**Required work**: In the records that follow, locate every line with "Detuning" and extract it.

**Record extracts**:
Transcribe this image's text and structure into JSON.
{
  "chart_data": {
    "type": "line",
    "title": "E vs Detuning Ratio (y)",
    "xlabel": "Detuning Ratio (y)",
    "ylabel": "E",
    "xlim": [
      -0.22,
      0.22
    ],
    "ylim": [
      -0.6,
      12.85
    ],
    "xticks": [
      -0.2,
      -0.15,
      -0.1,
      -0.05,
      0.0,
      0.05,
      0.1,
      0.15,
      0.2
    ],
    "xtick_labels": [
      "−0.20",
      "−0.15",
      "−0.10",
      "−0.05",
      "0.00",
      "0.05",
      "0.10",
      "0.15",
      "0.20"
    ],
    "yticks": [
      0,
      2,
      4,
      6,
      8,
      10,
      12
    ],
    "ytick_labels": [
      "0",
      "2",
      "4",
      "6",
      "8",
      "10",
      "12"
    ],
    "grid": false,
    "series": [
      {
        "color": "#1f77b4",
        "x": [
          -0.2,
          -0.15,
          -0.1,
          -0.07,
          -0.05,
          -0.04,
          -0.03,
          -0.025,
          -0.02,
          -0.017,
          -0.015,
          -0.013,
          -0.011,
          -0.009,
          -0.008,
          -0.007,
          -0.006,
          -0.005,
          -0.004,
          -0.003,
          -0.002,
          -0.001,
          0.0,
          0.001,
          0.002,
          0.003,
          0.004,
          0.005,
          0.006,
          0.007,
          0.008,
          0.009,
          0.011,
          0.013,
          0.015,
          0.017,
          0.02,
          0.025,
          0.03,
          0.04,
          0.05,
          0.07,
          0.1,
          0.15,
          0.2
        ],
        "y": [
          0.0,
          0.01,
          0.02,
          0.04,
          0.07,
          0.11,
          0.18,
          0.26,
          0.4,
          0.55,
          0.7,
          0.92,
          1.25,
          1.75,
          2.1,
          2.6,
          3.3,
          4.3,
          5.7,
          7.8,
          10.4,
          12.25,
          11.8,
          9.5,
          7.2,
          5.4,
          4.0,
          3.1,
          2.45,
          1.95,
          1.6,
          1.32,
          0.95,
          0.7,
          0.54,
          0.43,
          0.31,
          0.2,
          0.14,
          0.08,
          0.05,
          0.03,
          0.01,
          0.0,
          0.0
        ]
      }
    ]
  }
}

**Result**:
    "title": "E vs Detuning Ratio (y)",
    "xlabel": "Detuning Ratio (y)",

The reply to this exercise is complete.